**To be done**
Output the records exactly. Include every line.

-- Start --

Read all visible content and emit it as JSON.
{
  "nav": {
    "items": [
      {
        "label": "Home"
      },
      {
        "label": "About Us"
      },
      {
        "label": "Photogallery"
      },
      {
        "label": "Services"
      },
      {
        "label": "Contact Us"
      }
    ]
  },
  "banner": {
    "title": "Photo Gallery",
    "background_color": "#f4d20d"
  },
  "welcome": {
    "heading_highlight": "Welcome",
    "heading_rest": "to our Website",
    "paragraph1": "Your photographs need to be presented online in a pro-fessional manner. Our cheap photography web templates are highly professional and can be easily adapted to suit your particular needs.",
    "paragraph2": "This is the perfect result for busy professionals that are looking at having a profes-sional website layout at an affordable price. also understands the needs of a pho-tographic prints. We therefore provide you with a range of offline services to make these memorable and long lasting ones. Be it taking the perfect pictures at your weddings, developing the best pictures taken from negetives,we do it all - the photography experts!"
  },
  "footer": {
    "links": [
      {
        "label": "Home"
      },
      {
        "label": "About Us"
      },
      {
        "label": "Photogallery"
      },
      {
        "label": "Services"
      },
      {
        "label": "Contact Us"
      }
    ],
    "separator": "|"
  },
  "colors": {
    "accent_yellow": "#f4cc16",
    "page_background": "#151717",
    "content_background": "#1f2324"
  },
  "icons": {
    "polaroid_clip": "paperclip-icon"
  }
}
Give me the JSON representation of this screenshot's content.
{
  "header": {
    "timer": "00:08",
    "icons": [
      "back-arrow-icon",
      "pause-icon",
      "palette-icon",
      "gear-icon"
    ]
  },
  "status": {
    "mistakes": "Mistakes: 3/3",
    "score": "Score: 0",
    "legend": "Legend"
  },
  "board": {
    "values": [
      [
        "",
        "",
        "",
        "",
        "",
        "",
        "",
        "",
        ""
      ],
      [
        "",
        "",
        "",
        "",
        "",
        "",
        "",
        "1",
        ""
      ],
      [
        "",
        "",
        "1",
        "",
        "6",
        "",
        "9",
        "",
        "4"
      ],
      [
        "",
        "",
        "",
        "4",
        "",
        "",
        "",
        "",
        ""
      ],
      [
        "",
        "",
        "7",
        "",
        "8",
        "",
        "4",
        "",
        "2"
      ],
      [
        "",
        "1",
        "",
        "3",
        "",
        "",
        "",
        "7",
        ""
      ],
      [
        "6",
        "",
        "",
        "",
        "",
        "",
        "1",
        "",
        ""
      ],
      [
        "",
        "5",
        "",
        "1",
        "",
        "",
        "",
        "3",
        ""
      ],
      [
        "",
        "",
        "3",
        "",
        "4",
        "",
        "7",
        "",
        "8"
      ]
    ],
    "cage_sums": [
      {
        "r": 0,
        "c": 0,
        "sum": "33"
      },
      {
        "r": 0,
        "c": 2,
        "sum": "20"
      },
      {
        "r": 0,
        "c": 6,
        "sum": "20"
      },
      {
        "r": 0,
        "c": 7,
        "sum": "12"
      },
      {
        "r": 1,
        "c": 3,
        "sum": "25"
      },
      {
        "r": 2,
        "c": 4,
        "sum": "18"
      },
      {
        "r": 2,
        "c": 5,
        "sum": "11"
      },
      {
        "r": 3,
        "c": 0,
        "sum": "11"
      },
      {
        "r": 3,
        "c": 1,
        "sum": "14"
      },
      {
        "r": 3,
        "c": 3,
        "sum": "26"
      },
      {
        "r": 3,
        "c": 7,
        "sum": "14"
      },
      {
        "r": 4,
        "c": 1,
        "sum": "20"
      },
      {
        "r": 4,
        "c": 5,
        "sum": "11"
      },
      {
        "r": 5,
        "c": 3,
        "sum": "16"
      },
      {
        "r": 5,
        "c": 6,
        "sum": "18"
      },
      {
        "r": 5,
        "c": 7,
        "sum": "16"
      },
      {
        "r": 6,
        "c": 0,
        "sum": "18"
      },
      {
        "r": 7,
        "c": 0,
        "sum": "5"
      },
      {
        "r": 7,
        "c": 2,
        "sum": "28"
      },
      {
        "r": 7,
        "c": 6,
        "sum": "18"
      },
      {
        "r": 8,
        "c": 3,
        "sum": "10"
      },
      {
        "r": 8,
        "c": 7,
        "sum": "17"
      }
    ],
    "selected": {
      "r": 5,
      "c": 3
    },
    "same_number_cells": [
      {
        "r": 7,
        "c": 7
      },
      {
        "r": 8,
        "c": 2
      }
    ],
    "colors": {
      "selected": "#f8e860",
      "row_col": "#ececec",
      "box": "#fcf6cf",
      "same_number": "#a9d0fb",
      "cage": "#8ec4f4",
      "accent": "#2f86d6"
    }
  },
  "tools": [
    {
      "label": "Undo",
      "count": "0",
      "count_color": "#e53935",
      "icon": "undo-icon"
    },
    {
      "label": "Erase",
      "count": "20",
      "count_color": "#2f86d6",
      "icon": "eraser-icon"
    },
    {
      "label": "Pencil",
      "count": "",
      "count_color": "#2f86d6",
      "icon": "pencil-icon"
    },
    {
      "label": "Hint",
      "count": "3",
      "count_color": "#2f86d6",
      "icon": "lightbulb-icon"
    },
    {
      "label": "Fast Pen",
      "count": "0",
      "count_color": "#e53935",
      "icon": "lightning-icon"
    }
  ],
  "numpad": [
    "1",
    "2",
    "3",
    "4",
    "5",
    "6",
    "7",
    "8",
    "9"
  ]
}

-- End --

**Written response**
Read all visible content and emit it as JSON.
{
  "nav": {
    "items": [
      {
        "label": "Home"
      },
      {
        "label": "About Us"
      },
      {
        "label": "Photogallery"
      },
      {
        "label": "Services"
      },
      {
        "label": "Contact Us"
      }
    ]
  },
  "banner": {
    "title": "Photo Gallery",
    "background_color": "#f4d20d"
  },
  "welcome": {
    "heading_highlight": "Welcome",
    "heading_rest": "to our Website",
    "paragraph1": "Your photographs need to be presented online in a pro-fessional manner. Our cheap photography web templates are highly professional and can be easily adapted to suit your particular needs.",
    "paragraph2": "This is the perfect result for busy professionals that are looking at having a profes-sional website layout at an affordable price. also understands the needs of a pho-tographic prints. We therefore provide you with a range of offline services to make these memorable and long lasting ones. Be it taking the perfect pictures at your weddings, developing the best pictures taken from negetives,we do it all - the photography experts!"
  },
  "footer": {
    "links": [
      {
        "label": "Home"
      },
      {
        "label": "About Us"
      },
      {
        "label": "Photogallery"
      },
      {
        "label": "Services"
      },
      {
        "label": "Contact Us"
      }
    ],
    "separator": "|"
  },
  "colors": {
    "accent_yellow": "#f4cc16",
    "page_background": "#151717",
    "content_background": "#1f2324"
  },
  "icons": {
    "polaroid_clip": "paperclip-icon"
  }
}
Give me the JSON representation of this screenshot's content.
{
  "header": {
    "timer": "00:08",
    "icons": [
      "back-arrow-icon",
      "pause-icon",
      "palette-icon",
      "gear-icon"
    ]
  },
  "status": {
    "mistakes": "Mistakes: 3/3",
    "score": "Score: 0",
    "legend": "Legend"
  },
  "board": {
    "values": [
      [
        "",
        "",
        "",
        "",
        "",
        "",
        "",
        "",
        ""
      ],
      [
        "",
        "",
        "",
        "",
        "",
        "",
        "",
        "1",
        ""
      ],
      [
        "",
        "",
        "1",
        "",
        "6",
        "",
        "9",
        "",
        "4"
      ],
      [
        "",
        "",
        "",
        "4",
        "",
        "",
        "",
        "",
        ""
      ],
      [
        "",
        "",
        "7",
        "",
        "8",
        "",
        "4",
        "",
        "2"
      ],
      [
        "",
        "1",
        "",
        "3",
        "",
        "",
        "",
        "7",
        ""
      ],
      [
        "6",
        "",
        "",
        "",
        "",
        "",
        "1",
        "",
        ""
      ],
      [
        "",
        "5",
        "",
        "1",
        "",
        "",
        "",
        "3",
        ""
      ],
      [
        "",
        "",
        "3",
        "",
        "4",
        "",
        "7",
        "",
        "8"
      ]
    ],
    "cage_sums": [
      {
        "r": 0,
        "c": 0,
        "sum": "33"
      },
      {
        "r": 0,
        "c": 2,
        "sum": "20"
      },
      {
        "r": 0,
        "c": 6,
        "sum": "20"
      },
      {
        "r": 0,
        "c": 7,
        "sum": "12"
      },
      {
        "r": 1,
        "c": 3,
        "sum": "25"
      },
      {
        "r": 2,
        "c": 4,
        "sum": "18"
      },
      {
        "r": 2,
        "c": 5,
        "sum": "11"
      },
      {
        "r": 3,
        "c": 0,
        "sum": "11"
      },
      {
        "r": 3,
        "c": 1,
        "sum": "14"
      },
      {
        "r": 3,
        "c": 3,
        "sum": "26"
      },
      {
        "r": 3,
        "c": 7,
        "sum": "14"
      },
      {
        "r": 4,
        "c": 1,
        "sum": "20"
      },
      {
        "r": 4,
        "c": 5,
        "sum": "11"
      },
      {
        "r": 5,
        "c": 3,
        "sum": "16"
      },
      {
        "r": 5,
        "c": 6,
        "sum": "18"
      },
      {
        "r": 5,
        "c": 7,
        "sum": "16"
      },
      {
        "r": 6,
        "c": 0,
        "sum": "18"
      },
      {
        "r": 7,
        "c": 0,
        "sum": "5"
      },
      {
        "r": 7,
        "c": 2,
        "sum": "28"
      },
      {
        "r": 7,
        "c": 6,
        "sum": "18"
      },
      {
        "r": 8,
        "c": 3,
        "sum": "10"
      },
      {
        "r": 8,
        "c": 7,
        "sum": "17"
      }
    ],
    "selected": {
      "r": 5,
      "c": 3
    },
    "same_number_cells": [
      {
        "r": 7,
        "c": 7
      },
      {
        "r": 8,
        "c": 2
      }
    ],
    "colors": {
      "selected": "#f8e860",
      "row_col": "#ececec",
      "box": "#fcf6cf",
      "same_number": "#a9d0fb",
      "cage": "#8ec4f4",
      "accent": "#2f86d6"
    }
  },
  "tools": [
    {
      "label": "Undo",
      "count": "0",
      "count_color": "#e53935",
      "icon": "undo-icon"
    },
    {
      "label": "Erase",
      "count": "20",
      "count_color": "#2f86d6",
      "icon": "eraser-icon"
    },
    {
      "label": "Pencil",
      "count": "",
      "count_color": "#2f86d6",
      "icon": "pencil-icon"
    },
    {
      "label": "Hint",
      "count": "3",
      "count_color": "#2f86d6",
      "icon": "lightbulb-icon"
    },
    {
      "label": "Fast Pen",
      "count": "0",
      "count_color": "#e53935",
      "icon": "lightning-icon"
    }
  ],
  "numpad": [
    "1",
    "2",
    "3",
    "4",
    "5",
    "6",
    "7",
    "8",
    "9"
  ]
}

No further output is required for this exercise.